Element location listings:
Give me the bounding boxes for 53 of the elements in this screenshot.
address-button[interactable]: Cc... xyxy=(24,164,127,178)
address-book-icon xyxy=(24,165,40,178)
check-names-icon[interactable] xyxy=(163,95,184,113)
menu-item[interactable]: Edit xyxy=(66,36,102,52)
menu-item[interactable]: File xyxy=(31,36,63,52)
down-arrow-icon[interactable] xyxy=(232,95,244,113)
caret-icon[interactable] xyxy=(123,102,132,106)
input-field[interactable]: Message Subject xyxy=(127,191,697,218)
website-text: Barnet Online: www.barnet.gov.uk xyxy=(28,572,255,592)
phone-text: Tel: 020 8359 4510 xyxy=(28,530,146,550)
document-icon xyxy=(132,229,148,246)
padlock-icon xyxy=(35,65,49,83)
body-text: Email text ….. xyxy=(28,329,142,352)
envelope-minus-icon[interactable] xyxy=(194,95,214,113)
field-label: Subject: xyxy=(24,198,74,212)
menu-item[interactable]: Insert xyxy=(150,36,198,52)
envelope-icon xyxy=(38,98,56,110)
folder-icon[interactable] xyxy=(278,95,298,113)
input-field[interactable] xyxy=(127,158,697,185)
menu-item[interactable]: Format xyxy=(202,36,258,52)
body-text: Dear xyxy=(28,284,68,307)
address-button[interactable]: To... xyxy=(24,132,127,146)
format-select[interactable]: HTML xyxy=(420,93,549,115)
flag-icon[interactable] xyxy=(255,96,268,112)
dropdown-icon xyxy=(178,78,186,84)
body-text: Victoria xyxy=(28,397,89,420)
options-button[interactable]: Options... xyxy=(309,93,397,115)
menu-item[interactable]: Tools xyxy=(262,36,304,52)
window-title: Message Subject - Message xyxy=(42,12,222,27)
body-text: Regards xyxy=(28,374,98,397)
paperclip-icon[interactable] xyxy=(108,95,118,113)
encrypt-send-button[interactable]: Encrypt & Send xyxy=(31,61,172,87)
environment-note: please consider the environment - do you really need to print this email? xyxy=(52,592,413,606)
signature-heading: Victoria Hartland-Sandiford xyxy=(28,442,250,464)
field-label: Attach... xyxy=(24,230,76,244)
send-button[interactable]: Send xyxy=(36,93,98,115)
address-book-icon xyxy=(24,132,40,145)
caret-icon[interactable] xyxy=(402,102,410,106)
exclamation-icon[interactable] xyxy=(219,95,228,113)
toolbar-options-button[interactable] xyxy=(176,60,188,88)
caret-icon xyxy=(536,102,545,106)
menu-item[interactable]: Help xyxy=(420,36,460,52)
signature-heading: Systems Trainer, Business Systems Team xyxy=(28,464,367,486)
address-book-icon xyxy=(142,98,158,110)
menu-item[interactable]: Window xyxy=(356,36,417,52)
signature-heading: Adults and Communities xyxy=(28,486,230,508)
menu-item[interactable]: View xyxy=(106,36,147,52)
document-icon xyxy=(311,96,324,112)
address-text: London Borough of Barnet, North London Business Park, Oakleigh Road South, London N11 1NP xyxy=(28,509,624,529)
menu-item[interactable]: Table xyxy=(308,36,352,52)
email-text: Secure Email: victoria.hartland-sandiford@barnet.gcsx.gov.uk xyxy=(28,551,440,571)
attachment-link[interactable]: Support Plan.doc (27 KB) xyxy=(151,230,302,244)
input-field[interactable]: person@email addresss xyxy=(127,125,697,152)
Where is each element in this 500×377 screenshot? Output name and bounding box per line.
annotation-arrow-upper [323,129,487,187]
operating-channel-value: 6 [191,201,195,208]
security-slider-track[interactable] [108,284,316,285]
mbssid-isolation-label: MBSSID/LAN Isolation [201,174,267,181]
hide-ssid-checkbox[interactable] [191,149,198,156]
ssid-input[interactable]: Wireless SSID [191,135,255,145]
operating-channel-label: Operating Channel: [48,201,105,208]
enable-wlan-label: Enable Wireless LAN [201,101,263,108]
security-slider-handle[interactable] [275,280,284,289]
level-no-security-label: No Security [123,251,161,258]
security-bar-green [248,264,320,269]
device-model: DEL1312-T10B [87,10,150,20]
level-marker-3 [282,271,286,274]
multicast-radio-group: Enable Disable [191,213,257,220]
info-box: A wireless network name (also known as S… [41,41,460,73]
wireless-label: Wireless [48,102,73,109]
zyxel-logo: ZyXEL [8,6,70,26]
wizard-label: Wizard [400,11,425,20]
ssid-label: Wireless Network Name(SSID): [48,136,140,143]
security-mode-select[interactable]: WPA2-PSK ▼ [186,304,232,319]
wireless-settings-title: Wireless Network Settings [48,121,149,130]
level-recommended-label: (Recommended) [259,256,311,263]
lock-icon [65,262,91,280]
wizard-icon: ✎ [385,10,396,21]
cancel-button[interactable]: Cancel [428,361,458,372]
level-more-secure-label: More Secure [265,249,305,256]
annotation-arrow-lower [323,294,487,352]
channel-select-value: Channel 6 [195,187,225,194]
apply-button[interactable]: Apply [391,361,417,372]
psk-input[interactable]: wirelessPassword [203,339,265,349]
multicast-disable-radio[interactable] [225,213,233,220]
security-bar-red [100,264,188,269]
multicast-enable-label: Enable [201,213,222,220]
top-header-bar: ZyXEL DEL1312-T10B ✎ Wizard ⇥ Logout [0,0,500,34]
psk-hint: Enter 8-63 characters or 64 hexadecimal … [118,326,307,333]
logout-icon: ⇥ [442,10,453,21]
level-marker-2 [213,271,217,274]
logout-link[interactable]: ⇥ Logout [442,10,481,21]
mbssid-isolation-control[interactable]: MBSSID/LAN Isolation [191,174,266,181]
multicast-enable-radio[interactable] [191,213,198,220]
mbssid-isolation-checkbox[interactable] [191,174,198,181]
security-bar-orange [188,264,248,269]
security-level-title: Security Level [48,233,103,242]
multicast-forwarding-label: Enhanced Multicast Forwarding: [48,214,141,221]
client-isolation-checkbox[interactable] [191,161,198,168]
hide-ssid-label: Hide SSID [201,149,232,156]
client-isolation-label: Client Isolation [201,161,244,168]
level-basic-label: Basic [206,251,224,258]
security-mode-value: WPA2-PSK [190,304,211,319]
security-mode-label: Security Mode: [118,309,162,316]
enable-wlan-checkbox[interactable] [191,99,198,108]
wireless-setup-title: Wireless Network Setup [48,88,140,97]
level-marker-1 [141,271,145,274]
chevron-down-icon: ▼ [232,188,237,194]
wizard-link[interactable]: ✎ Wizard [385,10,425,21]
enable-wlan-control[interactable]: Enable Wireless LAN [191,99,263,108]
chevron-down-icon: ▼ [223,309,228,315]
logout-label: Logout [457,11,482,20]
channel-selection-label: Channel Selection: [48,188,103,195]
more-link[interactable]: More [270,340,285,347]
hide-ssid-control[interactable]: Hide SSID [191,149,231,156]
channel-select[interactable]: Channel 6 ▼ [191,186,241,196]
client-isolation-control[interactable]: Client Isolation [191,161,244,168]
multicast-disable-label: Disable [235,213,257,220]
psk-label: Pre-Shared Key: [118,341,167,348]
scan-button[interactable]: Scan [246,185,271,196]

WRITTEN INSTRUCTION: Reproduce every line of the data above, character for character, with nothing changed.

SOLUTION TO THE EXERCISE:
Give me the bounding boxes for 53 of the elements in this screenshot.
address-button[interactable]: Cc... xyxy=(24,164,127,178)
address-book-icon xyxy=(24,165,40,178)
check-names-icon[interactable] xyxy=(163,95,184,113)
menu-item[interactable]: Edit xyxy=(66,36,102,52)
menu-item[interactable]: File xyxy=(31,36,63,52)
down-arrow-icon[interactable] xyxy=(232,95,244,113)
caret-icon[interactable] xyxy=(123,102,132,106)
input-field[interactable]: Message Subject xyxy=(127,191,697,218)
website-text: Barnet Online: www.barnet.gov.uk xyxy=(28,572,255,592)
phone-text: Tel: 020 8359 4510 xyxy=(28,530,146,550)
document-icon xyxy=(132,229,148,246)
padlock-icon xyxy=(35,65,49,83)
body-text: Email text ….. xyxy=(28,329,142,352)
envelope-minus-icon[interactable] xyxy=(194,95,214,113)
field-label: Subject: xyxy=(24,198,74,212)
menu-item[interactable]: Insert xyxy=(150,36,198,52)
envelope-icon xyxy=(38,98,56,110)
folder-icon[interactable] xyxy=(278,95,298,113)
input-field[interactable] xyxy=(127,158,697,185)
menu-item[interactable]: Format xyxy=(202,36,258,52)
body-text: Dear xyxy=(28,284,68,307)
address-button[interactable]: To... xyxy=(24,132,127,146)
format-select[interactable]: HTML xyxy=(420,93,549,115)
flag-icon[interactable] xyxy=(255,96,268,112)
dropdown-icon xyxy=(178,78,186,84)
body-text: Victoria xyxy=(28,397,89,420)
options-button[interactable]: Options... xyxy=(309,93,397,115)
menu-item[interactable]: Tools xyxy=(262,36,304,52)
window-title: Message Subject - Message xyxy=(42,12,222,27)
body-text: Regards xyxy=(28,374,98,397)
paperclip-icon[interactable] xyxy=(108,95,118,113)
encrypt-send-button[interactable]: Encrypt & Send xyxy=(31,61,172,87)
environment-note: please consider the environment - do you really need to print this email? xyxy=(52,592,413,606)
signature-heading: Victoria Hartland-Sandiford xyxy=(28,442,250,464)
field-label: Attach... xyxy=(24,230,76,244)
send-button[interactable]: Send xyxy=(36,93,98,115)
address-book-icon xyxy=(24,132,40,145)
caret-icon[interactable] xyxy=(402,102,410,106)
exclamation-icon[interactable] xyxy=(219,95,228,113)
toolbar-options-button[interactable] xyxy=(176,60,188,88)
caret-icon xyxy=(536,102,545,106)
menu-item[interactable]: Help xyxy=(420,36,460,52)
signature-heading: Systems Trainer, Business Systems Team xyxy=(28,464,367,486)
address-book-icon xyxy=(142,98,158,110)
menu-item[interactable]: Window xyxy=(356,36,417,52)
signature-heading: Adults and Communities xyxy=(28,486,230,508)
menu-item[interactable]: View xyxy=(106,36,147,52)
document-icon xyxy=(311,96,324,112)
address-text: London Borough of Barnet, North London Business Park, Oakleigh Road South, London N11 1NP xyxy=(28,509,624,529)
menu-item[interactable]: Table xyxy=(308,36,352,52)
email-text: Secure Email: victoria.hartland-sandiford@barnet.gcsx.gov.uk xyxy=(28,551,440,571)
attachment-link[interactable]: Support Plan.doc (27 KB) xyxy=(151,230,302,244)
input-field[interactable]: person@email addresss xyxy=(127,125,697,152)
Where is each element in this 500×377 screenshot? Output name and bounding box per line.
annotation-arrow-upper [323,129,487,187]
operating-channel-value: 6 [191,201,195,208]
security-slider-track[interactable] [108,284,316,285]
mbssid-isolation-label: MBSSID/LAN Isolation [201,174,267,181]
hide-ssid-checkbox[interactable] [191,149,198,156]
ssid-input[interactable]: Wireless SSID [191,135,255,145]
operating-channel-label: Operating Channel: [48,201,105,208]
enable-wlan-label: Enable Wireless LAN [201,101,263,108]
security-slider-handle[interactable] [275,280,284,289]
level-no-security-label: No Security [123,251,161,258]
security-bar-green [248,264,320,269]
device-model: DEL1312-T10B [87,10,150,20]
level-marker-3 [282,271,286,274]
multicast-radio-group: Enable Disable [191,213,257,220]
info-box: A wireless network name (also known as S… [41,41,460,73]
wireless-label: Wireless [48,102,73,109]
zyxel-logo: ZyXEL [8,6,70,26]
wizard-label: Wizard [400,11,425,20]
ssid-label: Wireless Network Name(SSID): [48,136,140,143]
security-mode-select[interactable]: WPA2-PSK ▼ [186,304,232,319]
wireless-settings-title: Wireless Network Settings [48,121,149,130]
level-recommended-label: (Recommended) [259,256,311,263]
lock-icon [65,262,91,280]
wizard-icon: ✎ [385,10,396,21]
cancel-button[interactable]: Cancel [428,361,458,372]
level-more-secure-label: More Secure [265,249,305,256]
annotation-arrow-lower [323,294,487,352]
channel-select-value: Channel 6 [195,187,225,194]
apply-button[interactable]: Apply [391,361,417,372]
psk-input[interactable]: wirelessPassword [203,339,265,349]
multicast-disable-radio[interactable] [225,213,233,220]
security-bar-red [100,264,188,269]
multicast-enable-label: Enable [201,213,222,220]
top-header-bar: ZyXEL DEL1312-T10B ✎ Wizard ⇥ Logout [0,0,500,34]
psk-hint: Enter 8-63 characters or 64 hexadecimal … [118,326,307,333]
logout-icon: ⇥ [442,10,453,21]
level-marker-2 [213,271,217,274]
logout-link[interactable]: ⇥ Logout [442,10,481,21]
mbssid-isolation-control[interactable]: MBSSID/LAN Isolation [191,174,266,181]
multicast-enable-radio[interactable] [191,213,198,220]
mbssid-isolation-checkbox[interactable] [191,174,198,181]
security-bar-orange [188,264,248,269]
security-level-title: Security Level [48,233,103,242]
multicast-forwarding-label: Enhanced Multicast Forwarding: [48,214,141,221]
client-isolation-checkbox[interactable] [191,161,198,168]
hide-ssid-label: Hide SSID [201,149,232,156]
client-isolation-label: Client Isolation [201,161,244,168]
level-basic-label: Basic [206,251,224,258]
security-mode-value: WPA2-PSK [190,304,211,319]
security-mode-label: Security Mode: [118,309,162,316]
enable-wlan-checkbox[interactable] [191,99,198,108]
wireless-setup-title: Wireless Network Setup [48,88,140,97]
level-marker-1 [141,271,145,274]
chevron-down-icon: ▼ [232,188,237,194]
wizard-link[interactable]: ✎ Wizard [385,10,425,21]
enable-wlan-control[interactable]: Enable Wireless LAN [191,99,263,108]
chevron-down-icon: ▼ [223,309,228,315]
logout-label: Logout [457,11,482,20]
channel-selection-label: Channel Selection: [48,188,103,195]
more-link[interactable]: More [270,340,285,347]
hide-ssid-control[interactable]: Hide SSID [191,149,231,156]
channel-select[interactable]: Channel 6 ▼ [191,186,241,196]
client-isolation-control[interactable]: Client Isolation [191,161,244,168]
multicast-disable-label: Disable [235,213,257,220]
psk-label: Pre-Shared Key: [118,341,167,348]
scan-button[interactable]: Scan [246,185,271,196]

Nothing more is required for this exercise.